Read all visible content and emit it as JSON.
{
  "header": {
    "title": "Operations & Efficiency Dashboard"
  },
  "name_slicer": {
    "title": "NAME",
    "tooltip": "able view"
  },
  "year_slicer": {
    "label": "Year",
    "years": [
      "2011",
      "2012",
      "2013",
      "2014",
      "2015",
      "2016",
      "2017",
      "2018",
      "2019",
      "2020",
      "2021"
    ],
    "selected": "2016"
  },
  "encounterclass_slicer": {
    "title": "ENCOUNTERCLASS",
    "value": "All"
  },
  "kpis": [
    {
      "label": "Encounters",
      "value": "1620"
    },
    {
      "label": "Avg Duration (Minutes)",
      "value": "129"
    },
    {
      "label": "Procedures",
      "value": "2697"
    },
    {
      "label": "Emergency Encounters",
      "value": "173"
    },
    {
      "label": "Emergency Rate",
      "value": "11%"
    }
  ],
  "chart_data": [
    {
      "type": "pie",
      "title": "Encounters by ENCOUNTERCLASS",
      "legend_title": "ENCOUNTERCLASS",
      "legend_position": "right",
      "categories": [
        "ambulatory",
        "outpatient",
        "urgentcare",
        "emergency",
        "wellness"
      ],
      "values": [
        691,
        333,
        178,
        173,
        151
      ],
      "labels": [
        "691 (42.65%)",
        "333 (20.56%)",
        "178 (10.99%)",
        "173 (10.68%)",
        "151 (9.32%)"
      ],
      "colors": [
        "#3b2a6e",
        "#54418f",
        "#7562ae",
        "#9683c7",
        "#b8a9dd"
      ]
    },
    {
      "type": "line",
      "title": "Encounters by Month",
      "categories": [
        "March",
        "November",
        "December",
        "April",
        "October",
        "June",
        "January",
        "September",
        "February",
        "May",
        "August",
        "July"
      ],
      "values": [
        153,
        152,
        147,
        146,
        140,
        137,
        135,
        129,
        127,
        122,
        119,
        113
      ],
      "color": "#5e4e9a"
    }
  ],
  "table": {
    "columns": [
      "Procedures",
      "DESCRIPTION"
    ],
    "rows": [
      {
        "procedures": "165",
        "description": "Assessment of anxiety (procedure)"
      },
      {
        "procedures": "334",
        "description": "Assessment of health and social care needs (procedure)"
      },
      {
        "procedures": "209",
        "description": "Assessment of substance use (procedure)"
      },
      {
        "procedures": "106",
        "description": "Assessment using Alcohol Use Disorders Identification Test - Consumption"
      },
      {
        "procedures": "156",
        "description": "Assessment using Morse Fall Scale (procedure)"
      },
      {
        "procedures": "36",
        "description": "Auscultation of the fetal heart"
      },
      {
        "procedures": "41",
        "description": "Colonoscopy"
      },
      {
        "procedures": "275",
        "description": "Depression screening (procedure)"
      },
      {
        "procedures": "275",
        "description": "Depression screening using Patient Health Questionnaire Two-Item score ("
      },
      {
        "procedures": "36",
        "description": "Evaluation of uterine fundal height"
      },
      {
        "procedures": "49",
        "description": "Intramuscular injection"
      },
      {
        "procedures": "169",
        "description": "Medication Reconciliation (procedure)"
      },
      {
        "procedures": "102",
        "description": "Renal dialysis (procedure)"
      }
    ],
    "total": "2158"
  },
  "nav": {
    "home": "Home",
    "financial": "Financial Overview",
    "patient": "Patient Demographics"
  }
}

----------

Task to complete: For each line in the data above that contains the string "Assessment", extract the line.

Finished exercise:
        "description": "Assessment of anxiety (procedure)"
        "description": "Assessment of health and social care needs (procedure)"
        "description": "Assessment of substance use (procedure)"
        "description": "Assessment using Alcohol Use Disorders Identification Test - Consumption"
        "description": "Assessment using Morse Fall Scale (procedure)"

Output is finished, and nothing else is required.